Search the data for the word "竣工验收". Reproduce every line where it is found.

↓

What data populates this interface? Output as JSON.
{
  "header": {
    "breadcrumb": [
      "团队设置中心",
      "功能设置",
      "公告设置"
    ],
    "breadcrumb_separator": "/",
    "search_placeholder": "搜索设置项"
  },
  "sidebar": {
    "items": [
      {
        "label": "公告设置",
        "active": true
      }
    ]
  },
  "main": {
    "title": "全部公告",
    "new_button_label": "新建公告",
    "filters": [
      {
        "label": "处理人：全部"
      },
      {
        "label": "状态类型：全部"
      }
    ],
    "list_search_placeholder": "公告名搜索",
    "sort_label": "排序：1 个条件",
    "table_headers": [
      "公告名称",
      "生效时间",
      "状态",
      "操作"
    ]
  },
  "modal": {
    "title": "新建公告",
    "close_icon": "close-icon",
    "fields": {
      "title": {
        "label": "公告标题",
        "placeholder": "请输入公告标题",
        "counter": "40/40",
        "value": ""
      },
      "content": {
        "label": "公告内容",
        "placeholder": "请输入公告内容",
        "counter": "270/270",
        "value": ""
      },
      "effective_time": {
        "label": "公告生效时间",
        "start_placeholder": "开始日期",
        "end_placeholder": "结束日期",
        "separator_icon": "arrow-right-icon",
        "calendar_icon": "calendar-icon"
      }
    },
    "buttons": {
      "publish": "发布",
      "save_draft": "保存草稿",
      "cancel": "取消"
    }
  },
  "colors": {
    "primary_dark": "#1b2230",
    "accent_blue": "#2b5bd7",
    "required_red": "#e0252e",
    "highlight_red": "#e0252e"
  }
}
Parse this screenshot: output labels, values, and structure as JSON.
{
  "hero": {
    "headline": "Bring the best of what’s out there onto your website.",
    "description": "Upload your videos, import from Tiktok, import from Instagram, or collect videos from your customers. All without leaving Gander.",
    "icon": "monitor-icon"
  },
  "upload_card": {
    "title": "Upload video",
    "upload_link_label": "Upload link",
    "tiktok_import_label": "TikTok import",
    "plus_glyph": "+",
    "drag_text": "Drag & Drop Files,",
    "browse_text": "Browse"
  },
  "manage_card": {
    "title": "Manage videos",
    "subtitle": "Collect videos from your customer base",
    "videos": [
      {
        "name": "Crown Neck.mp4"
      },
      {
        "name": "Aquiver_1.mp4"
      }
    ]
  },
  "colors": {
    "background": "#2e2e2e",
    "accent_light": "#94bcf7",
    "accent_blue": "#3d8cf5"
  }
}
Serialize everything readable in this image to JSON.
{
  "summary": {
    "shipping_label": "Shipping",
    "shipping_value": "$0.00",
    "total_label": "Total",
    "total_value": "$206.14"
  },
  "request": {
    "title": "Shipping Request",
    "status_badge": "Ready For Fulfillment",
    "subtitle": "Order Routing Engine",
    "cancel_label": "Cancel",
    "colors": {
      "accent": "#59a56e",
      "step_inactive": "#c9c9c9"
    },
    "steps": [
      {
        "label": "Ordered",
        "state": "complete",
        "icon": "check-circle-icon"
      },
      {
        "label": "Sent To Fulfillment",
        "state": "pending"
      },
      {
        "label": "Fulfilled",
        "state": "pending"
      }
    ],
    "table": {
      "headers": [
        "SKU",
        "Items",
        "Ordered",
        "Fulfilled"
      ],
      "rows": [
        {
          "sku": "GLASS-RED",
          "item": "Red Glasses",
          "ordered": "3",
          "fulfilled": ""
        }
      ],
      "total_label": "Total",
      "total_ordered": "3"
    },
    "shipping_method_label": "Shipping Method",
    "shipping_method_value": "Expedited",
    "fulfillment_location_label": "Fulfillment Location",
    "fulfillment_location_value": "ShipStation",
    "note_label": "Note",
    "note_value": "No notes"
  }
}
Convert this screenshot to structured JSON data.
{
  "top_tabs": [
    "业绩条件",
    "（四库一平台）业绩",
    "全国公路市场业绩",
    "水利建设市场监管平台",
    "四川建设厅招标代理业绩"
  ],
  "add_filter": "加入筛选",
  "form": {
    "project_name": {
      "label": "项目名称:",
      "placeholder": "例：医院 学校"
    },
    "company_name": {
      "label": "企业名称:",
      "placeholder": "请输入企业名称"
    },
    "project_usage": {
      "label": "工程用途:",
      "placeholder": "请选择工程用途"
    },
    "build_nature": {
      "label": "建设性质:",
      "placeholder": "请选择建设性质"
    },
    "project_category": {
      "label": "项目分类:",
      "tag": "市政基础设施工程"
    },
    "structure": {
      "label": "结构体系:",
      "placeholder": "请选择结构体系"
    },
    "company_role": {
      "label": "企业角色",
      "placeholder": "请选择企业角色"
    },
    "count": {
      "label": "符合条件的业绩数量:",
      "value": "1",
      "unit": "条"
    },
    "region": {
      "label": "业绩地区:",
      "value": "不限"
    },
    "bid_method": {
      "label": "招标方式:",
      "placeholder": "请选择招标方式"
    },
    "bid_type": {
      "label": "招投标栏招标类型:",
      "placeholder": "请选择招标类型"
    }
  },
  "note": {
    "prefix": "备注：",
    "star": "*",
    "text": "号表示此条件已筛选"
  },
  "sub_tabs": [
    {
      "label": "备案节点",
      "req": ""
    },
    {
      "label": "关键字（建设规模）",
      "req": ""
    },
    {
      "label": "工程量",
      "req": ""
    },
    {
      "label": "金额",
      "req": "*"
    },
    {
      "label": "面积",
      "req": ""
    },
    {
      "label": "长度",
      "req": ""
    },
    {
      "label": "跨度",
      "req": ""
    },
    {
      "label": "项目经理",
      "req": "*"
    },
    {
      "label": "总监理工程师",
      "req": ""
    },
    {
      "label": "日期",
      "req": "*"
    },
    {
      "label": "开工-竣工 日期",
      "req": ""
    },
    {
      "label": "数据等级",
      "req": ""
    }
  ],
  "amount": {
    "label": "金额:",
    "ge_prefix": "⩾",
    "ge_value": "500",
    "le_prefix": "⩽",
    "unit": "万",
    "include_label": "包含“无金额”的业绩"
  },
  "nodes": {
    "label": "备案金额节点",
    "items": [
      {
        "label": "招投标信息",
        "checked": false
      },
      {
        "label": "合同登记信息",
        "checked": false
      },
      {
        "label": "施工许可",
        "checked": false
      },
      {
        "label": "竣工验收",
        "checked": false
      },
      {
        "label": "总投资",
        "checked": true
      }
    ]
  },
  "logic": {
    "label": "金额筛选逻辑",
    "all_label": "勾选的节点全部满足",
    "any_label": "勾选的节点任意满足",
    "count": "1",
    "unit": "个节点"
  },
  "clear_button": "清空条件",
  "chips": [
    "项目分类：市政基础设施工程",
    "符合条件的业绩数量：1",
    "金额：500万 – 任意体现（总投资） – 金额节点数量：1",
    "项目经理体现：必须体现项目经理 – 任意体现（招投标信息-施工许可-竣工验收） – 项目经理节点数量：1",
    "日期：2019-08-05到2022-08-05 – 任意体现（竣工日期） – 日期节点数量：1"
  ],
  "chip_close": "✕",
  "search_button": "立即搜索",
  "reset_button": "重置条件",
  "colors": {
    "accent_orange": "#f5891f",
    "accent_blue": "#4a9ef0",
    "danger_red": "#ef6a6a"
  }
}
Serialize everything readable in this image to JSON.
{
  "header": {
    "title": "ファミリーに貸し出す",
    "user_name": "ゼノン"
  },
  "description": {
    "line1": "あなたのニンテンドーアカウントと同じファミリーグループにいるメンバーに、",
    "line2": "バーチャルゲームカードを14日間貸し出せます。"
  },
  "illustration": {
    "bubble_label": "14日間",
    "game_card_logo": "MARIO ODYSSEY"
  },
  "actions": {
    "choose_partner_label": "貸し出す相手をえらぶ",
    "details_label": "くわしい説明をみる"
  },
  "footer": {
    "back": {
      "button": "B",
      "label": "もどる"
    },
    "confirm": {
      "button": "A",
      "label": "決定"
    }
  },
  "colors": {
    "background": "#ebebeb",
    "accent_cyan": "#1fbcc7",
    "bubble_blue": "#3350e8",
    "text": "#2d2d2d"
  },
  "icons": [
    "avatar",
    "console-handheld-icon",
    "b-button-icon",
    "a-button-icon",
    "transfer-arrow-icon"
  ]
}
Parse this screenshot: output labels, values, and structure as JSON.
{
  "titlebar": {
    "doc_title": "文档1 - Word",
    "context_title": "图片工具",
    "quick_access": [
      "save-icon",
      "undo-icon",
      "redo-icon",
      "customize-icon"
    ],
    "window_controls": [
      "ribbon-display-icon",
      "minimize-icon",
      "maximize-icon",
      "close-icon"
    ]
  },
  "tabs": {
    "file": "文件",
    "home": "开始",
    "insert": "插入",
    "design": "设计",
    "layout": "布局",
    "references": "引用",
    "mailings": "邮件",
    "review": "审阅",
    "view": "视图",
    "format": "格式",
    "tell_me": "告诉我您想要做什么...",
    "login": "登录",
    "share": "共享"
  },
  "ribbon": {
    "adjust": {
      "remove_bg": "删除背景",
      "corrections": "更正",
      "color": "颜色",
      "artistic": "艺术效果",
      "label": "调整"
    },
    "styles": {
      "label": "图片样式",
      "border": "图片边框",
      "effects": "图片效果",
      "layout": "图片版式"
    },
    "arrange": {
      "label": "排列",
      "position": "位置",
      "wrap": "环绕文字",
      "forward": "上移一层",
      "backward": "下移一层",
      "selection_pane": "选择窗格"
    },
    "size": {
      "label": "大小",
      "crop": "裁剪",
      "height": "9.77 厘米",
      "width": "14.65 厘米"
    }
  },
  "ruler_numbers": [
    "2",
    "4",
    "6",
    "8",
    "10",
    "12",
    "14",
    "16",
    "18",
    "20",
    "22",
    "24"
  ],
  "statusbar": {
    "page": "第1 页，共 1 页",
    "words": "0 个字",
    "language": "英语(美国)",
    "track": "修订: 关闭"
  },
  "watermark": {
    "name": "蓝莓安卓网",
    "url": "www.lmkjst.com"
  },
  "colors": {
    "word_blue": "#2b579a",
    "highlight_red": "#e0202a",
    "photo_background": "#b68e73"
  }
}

↑

* RESPONSE *
        "label": "竣工验收",
    "项目经理体现：必须体现项目经理 – 任意体现（招投标信息-施工许可-竣工验收） – 项目经理节点数量：1",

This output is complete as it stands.